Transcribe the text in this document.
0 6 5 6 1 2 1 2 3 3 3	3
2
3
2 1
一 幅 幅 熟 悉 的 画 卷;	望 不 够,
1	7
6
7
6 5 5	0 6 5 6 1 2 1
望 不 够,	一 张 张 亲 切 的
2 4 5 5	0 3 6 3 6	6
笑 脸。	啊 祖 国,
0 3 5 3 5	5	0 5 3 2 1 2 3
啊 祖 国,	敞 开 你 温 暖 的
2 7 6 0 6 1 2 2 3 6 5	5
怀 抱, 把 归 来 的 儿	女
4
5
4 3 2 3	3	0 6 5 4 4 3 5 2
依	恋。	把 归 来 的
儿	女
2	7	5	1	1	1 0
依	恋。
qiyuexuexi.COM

---

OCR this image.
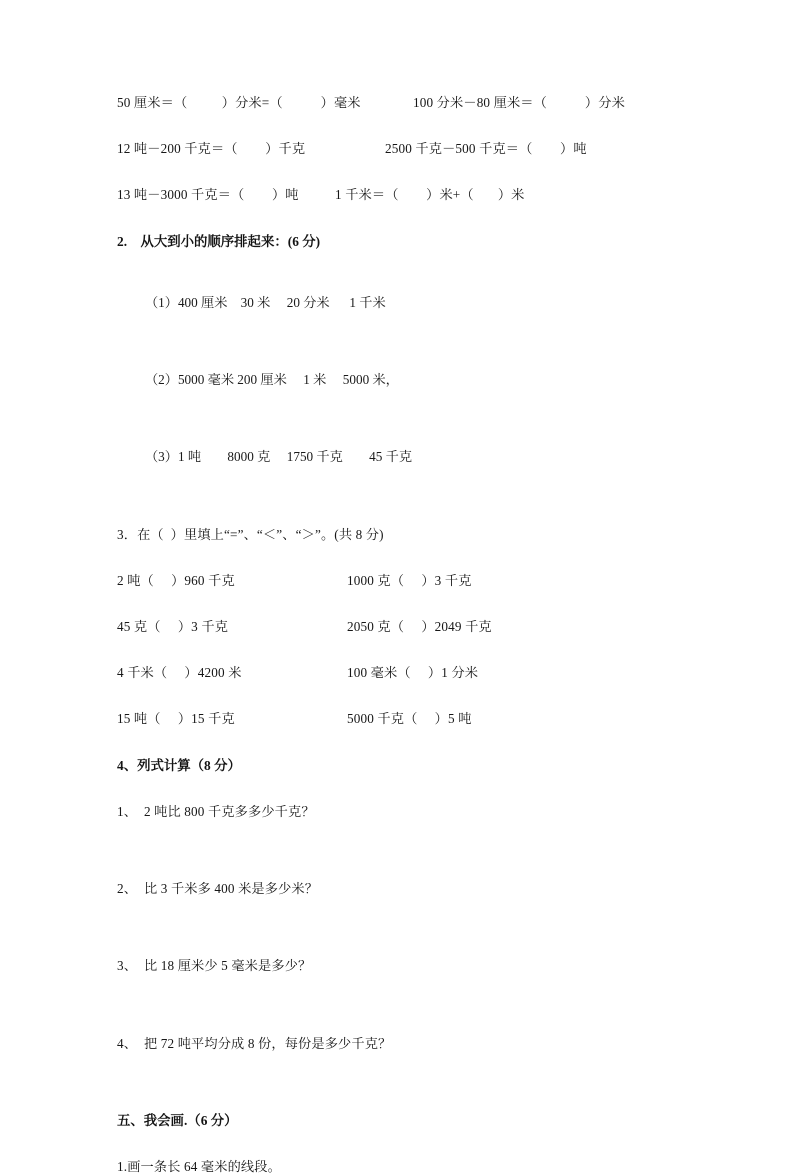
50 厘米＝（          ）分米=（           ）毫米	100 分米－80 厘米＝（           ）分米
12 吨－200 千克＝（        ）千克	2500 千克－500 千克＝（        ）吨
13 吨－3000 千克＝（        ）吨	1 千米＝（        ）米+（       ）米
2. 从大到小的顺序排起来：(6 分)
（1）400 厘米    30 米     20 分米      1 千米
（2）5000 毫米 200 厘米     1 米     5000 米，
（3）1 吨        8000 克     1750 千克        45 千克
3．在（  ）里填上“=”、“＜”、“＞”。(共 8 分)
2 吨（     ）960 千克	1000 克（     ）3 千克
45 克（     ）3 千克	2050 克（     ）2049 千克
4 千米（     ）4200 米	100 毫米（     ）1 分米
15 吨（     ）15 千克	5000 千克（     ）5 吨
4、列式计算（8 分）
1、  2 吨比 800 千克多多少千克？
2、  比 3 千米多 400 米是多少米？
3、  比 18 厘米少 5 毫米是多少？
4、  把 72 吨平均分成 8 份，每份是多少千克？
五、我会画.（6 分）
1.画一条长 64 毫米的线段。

---

**Exercise details:** Using the listing above, show each line holding the string "this".

**Solution below:**
Transcribe the text in this document.
OCR this image.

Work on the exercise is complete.